- [Required action]: Restate the following entries exactly. Keep the pictures out.

- [Available data]:
== == ==

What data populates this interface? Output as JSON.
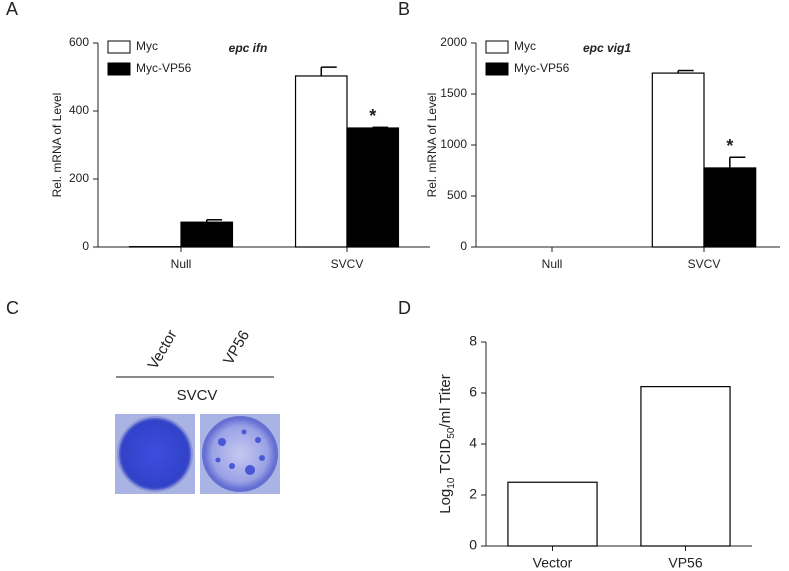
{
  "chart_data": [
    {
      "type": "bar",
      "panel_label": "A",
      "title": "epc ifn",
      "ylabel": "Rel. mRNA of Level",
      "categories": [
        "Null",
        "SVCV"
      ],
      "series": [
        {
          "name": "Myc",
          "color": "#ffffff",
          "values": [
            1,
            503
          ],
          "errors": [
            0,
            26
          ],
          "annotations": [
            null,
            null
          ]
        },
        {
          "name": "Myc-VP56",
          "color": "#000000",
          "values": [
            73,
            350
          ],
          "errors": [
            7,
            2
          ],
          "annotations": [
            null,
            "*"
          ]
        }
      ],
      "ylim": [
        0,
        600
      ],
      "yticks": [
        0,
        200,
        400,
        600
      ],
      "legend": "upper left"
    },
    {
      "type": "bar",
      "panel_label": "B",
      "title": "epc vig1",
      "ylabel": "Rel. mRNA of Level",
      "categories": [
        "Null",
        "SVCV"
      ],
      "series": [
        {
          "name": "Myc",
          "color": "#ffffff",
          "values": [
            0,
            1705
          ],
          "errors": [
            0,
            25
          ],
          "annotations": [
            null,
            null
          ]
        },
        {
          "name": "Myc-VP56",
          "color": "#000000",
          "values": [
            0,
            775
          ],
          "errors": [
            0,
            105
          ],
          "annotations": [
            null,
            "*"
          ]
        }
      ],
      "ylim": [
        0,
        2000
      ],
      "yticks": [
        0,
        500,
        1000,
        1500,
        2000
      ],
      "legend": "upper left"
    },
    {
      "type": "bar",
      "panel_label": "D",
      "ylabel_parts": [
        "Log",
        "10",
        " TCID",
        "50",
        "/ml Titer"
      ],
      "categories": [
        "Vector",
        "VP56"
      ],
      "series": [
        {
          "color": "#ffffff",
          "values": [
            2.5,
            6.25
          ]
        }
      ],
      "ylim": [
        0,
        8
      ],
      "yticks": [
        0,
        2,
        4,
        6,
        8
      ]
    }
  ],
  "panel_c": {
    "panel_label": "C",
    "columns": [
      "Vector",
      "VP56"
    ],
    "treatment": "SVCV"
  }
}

== == ==

- [Solved exercise]:
What data populates this interface? Output as JSON.
{
  "chart_data": [
    {
      "type": "bar",
      "panel_label": "A",
      "title": "epc ifn",
      "ylabel": "Rel. mRNA of Level",
      "categories": [
        "Null",
        "SVCV"
      ],
      "series": [
        {
          "name": "Myc",
          "color": "#ffffff",
          "values": [
            1,
            503
          ],
          "errors": [
            0,
            26
          ],
          "annotations": [
            null,
            null
          ]
        },
        {
          "name": "Myc-VP56",
          "color": "#000000",
          "values": [
            73,
            350
          ],
          "errors": [
            7,
            2
          ],
          "annotations": [
            null,
            "*"
          ]
        }
      ],
      "ylim": [
        0,
        600
      ],
      "yticks": [
        0,
        200,
        400,
        600
      ],
      "legend": "upper left"
    },
    {
      "type": "bar",
      "panel_label": "B",
      "title": "epc vig1",
      "ylabel": "Rel. mRNA of Level",
      "categories": [
        "Null",
        "SVCV"
      ],
      "series": [
        {
          "name": "Myc",
          "color": "#ffffff",
          "values": [
            0,
            1705
          ],
          "errors": [
            0,
            25
          ],
          "annotations": [
            null,
            null
          ]
        },
        {
          "name": "Myc-VP56",
          "color": "#000000",
          "values": [
            0,
            775
          ],
          "errors": [
            0,
            105
          ],
          "annotations": [
            null,
            "*"
          ]
        }
      ],
      "ylim": [
        0,
        2000
      ],
      "yticks": [
        0,
        500,
        1000,
        1500,
        2000
      ],
      "legend": "upper left"
    },
    {
      "type": "bar",
      "panel_label": "D",
      "ylabel_parts": [
        "Log",
        "10",
        " TCID",
        "50",
        "/ml Titer"
      ],
      "categories": [
        "Vector",
        "VP56"
      ],
      "series": [
        {
          "color": "#ffffff",
          "values": [
            2.5,
            6.25
          ]
        }
      ],
      "ylim": [
        0,
        8
      ],
      "yticks": [
        0,
        2,
        4,
        6,
        8
      ]
    }
  ],
  "panel_c": {
    "panel_label": "C",
    "columns": [
      "Vector",
      "VP56"
    ],
    "treatment": "SVCV"
  }
}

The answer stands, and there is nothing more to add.